• [TASK DIRECTIONS] Repeat the lines below exactly as they appear, but leave out the images.

>>

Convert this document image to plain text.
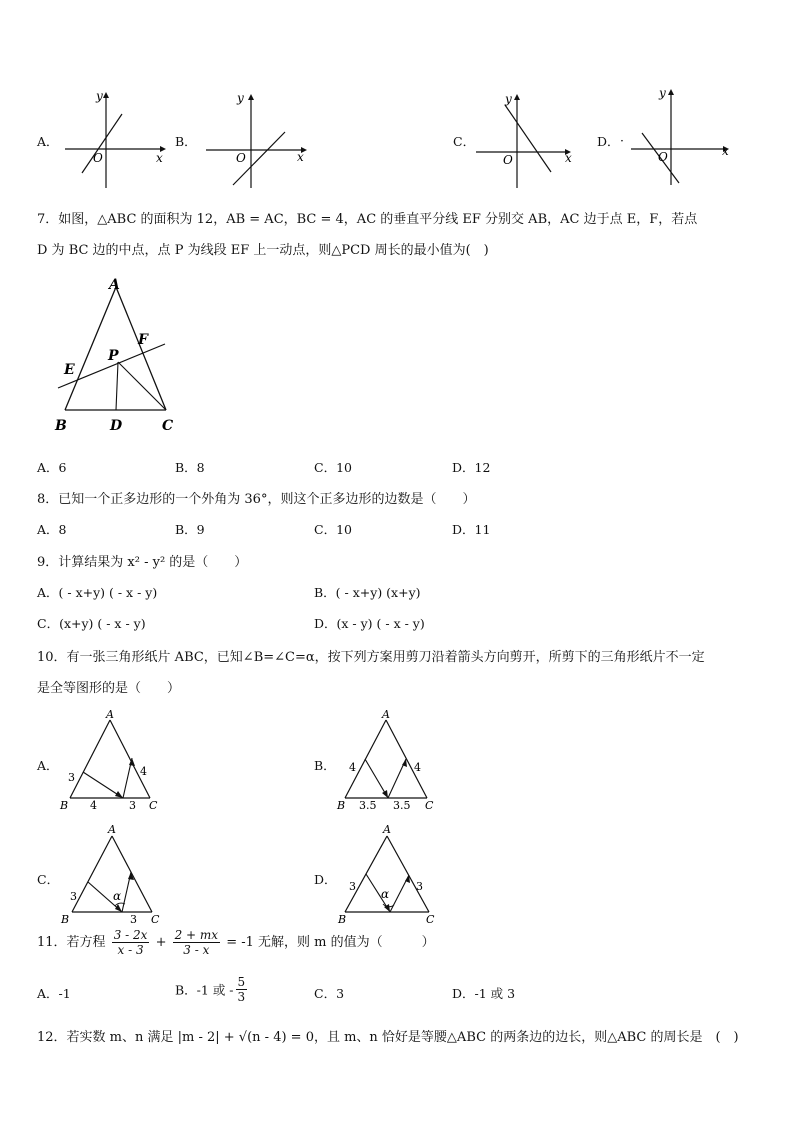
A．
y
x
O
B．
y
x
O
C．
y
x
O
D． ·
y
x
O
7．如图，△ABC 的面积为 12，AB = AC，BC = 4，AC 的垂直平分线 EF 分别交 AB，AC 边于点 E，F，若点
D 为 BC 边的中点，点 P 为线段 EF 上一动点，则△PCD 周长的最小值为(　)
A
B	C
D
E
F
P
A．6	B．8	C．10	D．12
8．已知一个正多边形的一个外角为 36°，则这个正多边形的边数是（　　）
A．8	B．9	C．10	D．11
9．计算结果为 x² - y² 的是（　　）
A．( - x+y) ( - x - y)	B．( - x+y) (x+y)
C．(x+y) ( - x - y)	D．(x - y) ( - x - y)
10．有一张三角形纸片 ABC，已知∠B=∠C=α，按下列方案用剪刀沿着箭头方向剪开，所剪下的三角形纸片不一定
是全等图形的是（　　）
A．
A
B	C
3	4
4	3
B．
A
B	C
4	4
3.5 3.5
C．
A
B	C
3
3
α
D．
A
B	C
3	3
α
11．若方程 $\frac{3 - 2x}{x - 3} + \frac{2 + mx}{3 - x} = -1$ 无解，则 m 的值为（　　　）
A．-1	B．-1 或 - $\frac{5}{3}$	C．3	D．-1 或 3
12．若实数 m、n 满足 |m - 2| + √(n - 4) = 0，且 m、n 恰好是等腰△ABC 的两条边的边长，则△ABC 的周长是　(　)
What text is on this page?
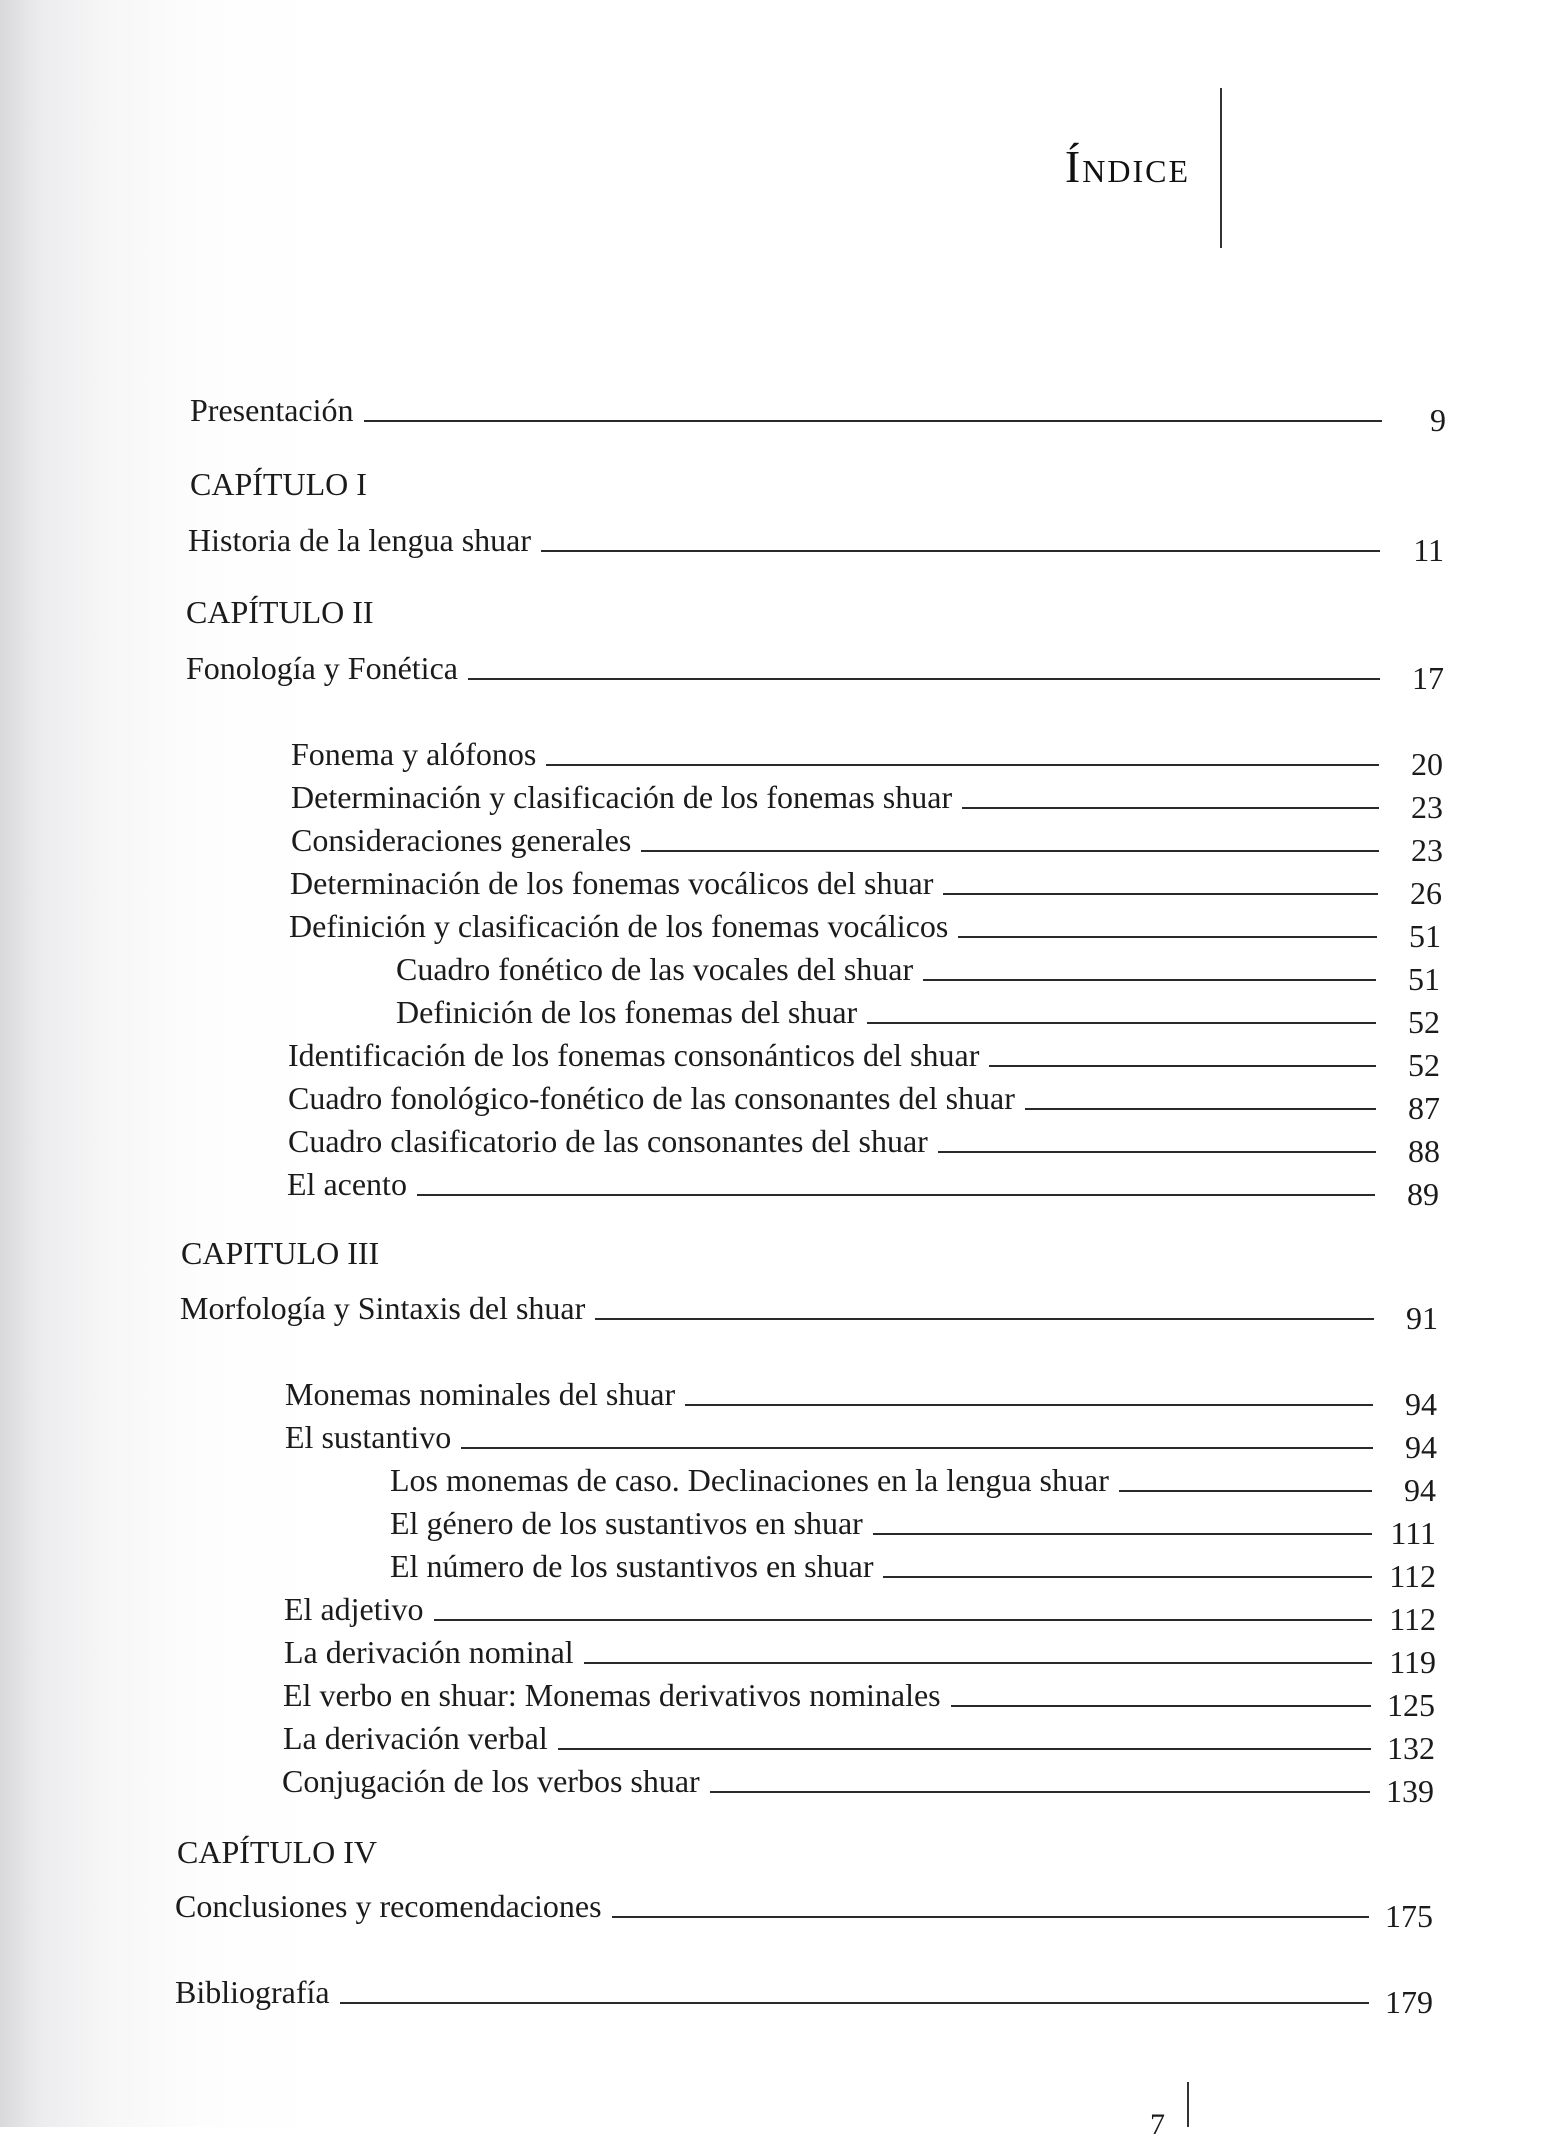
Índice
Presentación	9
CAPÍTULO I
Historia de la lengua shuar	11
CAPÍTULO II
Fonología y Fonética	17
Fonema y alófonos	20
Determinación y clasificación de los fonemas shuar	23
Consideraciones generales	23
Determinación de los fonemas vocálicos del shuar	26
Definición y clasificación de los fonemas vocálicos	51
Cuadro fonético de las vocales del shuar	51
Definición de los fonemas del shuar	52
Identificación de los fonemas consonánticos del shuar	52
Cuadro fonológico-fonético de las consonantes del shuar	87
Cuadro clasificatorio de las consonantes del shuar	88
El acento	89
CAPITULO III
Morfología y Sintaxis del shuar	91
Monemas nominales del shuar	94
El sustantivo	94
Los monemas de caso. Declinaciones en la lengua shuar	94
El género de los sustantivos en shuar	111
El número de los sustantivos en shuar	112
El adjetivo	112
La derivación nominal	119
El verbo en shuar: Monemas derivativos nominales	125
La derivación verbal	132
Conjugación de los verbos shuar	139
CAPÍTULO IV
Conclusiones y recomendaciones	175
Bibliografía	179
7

<<

• [REPLY TO THE TASK]
Convert this document image to plain text.
A．
y
x
O
B．
y
x
O
C．
y
x
O
D． ·
y
x
O
7．如图，△ABC 的面积为 12，AB = AC，BC = 4，AC 的垂直平分线 EF 分别交 AB，AC 边于点 E，F，若点
D 为 BC 边的中点，点 P 为线段 EF 上一动点，则△PCD 周长的最小值为(　)
A
B	C
D
E
F
P
A．6	B．8	C．10	D．12
8．已知一个正多边形的一个外角为 36°，则这个正多边形的边数是（　　）
A．8	B．9	C．10	D．11
9．计算结果为 x² - y² 的是（　　）
A．( - x+y) ( - x - y)	B．( - x+y) (x+y)
C．(x+y) ( - x - y)	D．(x - y) ( - x - y)
10．有一张三角形纸片 ABC，已知∠B=∠C=α，按下列方案用剪刀沿着箭头方向剪开，所剪下的三角形纸片不一定
是全等图形的是（　　）
A．
A
B	C
3	4
4	3
B．
A
B	C
4	4
3.5 3.5
C．
A
B	C
3
3
α
D．
A
B	C
3	3
α
11．若方程 $\frac{3 - 2x}{x - 3} + \frac{2 + mx}{3 - x} = -1$ 无解，则 m 的值为（　　　）
A．-1	B．-1 或 - $\frac{5}{3}$	C．3	D．-1 或 3
12．若实数 m、n 满足 |m - 2| + √(n - 4) = 0，且 m、n 恰好是等腰△ABC 的两条边的边长，则△ABC 的周长是　(　)
What text is on this page?
Índice
Presentación	9
CAPÍTULO I
Historia de la lengua shuar	11
CAPÍTULO II
Fonología y Fonética	17
Fonema y alófonos	20
Determinación y clasificación de los fonemas shuar	23
Consideraciones generales	23
Determinación de los fonemas vocálicos del shuar	26
Definición y clasificación de los fonemas vocálicos	51
Cuadro fonético de las vocales del shuar	51
Definición de los fonemas del shuar	52
Identificación de los fonemas consonánticos del shuar	52
Cuadro fonológico-fonético de las consonantes del shuar	87
Cuadro clasificatorio de las consonantes del shuar	88
El acento	89
CAPITULO III
Morfología y Sintaxis del shuar	91
Monemas nominales del shuar	94
El sustantivo	94
Los monemas de caso. Declinaciones en la lengua shuar	94
El género de los sustantivos en shuar	111
El número de los sustantivos en shuar	112
El adjetivo	112
La derivación nominal	119
El verbo en shuar: Monemas derivativos nominales	125
La derivación verbal	132
Conjugación de los verbos shuar	139
CAPÍTULO IV
Conclusiones y recomendaciones	175
Bibliografía	179
7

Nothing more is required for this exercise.